_WHAT IS REQUIRED_.
Retype all of the data exactly as given.

_ITEMS_.
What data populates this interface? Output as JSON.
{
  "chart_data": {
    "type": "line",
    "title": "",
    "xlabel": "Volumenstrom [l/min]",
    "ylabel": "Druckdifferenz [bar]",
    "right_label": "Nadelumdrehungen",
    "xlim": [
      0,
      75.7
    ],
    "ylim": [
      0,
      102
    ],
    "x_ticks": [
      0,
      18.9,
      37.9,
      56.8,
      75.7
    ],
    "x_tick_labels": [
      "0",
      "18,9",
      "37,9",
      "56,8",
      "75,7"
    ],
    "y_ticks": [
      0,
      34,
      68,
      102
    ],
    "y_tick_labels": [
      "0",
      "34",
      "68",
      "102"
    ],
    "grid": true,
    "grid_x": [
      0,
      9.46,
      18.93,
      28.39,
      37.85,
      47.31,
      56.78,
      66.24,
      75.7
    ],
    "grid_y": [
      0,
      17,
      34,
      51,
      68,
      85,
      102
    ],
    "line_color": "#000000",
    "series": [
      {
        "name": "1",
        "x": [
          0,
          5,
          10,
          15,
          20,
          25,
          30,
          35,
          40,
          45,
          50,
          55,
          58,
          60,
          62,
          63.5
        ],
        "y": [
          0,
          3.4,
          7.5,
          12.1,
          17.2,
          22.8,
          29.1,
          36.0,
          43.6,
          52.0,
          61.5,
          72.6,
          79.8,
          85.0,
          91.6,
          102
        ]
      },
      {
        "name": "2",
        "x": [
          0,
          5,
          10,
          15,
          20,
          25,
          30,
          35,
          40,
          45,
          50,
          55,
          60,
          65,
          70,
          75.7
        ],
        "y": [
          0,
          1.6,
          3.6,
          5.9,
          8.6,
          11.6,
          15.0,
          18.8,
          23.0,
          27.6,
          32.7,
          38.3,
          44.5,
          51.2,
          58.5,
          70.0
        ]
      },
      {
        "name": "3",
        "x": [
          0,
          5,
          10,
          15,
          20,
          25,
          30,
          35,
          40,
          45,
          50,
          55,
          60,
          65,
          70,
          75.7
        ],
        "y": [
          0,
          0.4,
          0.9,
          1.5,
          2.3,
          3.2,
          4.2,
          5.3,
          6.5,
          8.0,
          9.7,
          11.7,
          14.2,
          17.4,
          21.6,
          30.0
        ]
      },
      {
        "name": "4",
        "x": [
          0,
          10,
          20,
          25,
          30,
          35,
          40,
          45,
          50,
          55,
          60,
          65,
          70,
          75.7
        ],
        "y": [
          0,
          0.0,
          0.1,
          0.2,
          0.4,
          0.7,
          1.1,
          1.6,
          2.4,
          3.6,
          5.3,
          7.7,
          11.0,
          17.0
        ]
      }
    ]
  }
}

_IN RESPONSE_.
What data populates this interface? Output as JSON.
{
  "chart_data": {
    "type": "line",
    "title": "",
    "xlabel": "Volumenstrom [l/min]",
    "ylabel": "Druckdifferenz [bar]",
    "right_label": "Nadelumdrehungen",
    "xlim": [
      0,
      75.7
    ],
    "ylim": [
      0,
      102
    ],
    "x_ticks": [
      0,
      18.9,
      37.9,
      56.8,
      75.7
    ],
    "x_tick_labels": [
      "0",
      "18,9",
      "37,9",
      "56,8",
      "75,7"
    ],
    "y_ticks": [
      0,
      34,
      68,
      102
    ],
    "y_tick_labels": [
      "0",
      "34",
      "68",
      "102"
    ],
    "grid": true,
    "grid_x": [
      0,
      9.46,
      18.93,
      28.39,
      37.85,
      47.31,
      56.78,
      66.24,
      75.7
    ],
    "grid_y": [
      0,
      17,
      34,
      51,
      68,
      85,
      102
    ],
    "line_color": "#000000",
    "series": [
      {
        "name": "1",
        "x": [
          0,
          5,
          10,
          15,
          20,
          25,
          30,
          35,
          40,
          45,
          50,
          55,
          58,
          60,
          62,
          63.5
        ],
        "y": [
          0,
          3.4,
          7.5,
          12.1,
          17.2,
          22.8,
          29.1,
          36.0,
          43.6,
          52.0,
          61.5,
          72.6,
          79.8,
          85.0,
          91.6,
          102
        ]
      },
      {
        "name": "2",
        "x": [
          0,
          5,
          10,
          15,
          20,
          25,
          30,
          35,
          40,
          45,
          50,
          55,
          60,
          65,
          70,
          75.7
        ],
        "y": [
          0,
          1.6,
          3.6,
          5.9,
          8.6,
          11.6,
          15.0,
          18.8,
          23.0,
          27.6,
          32.7,
          38.3,
          44.5,
          51.2,
          58.5,
          70.0
        ]
      },
      {
        "name": "3",
        "x": [
          0,
          5,
          10,
          15,
          20,
          25,
          30,
          35,
          40,
          45,
          50,
          55,
          60,
          65,
          70,
          75.7
        ],
        "y": [
          0,
          0.4,
          0.9,
          1.5,
          2.3,
          3.2,
          4.2,
          5.3,
          6.5,
          8.0,
          9.7,
          11.7,
          14.2,
          17.4,
          21.6,
          30.0
        ]
      },
      {
        "name": "4",
        "x": [
          0,
          10,
          20,
          25,
          30,
          35,
          40,
          45,
          50,
          55,
          60,
          65,
          70,
          75.7
        ],
        "y": [
          0,
          0.0,
          0.1,
          0.2,
          0.4,
          0.7,
          1.1,
          1.6,
          2.4,
          3.6,
          5.3,
          7.7,
          11.0,
          17.0
        ]
      }
    ]
  }
}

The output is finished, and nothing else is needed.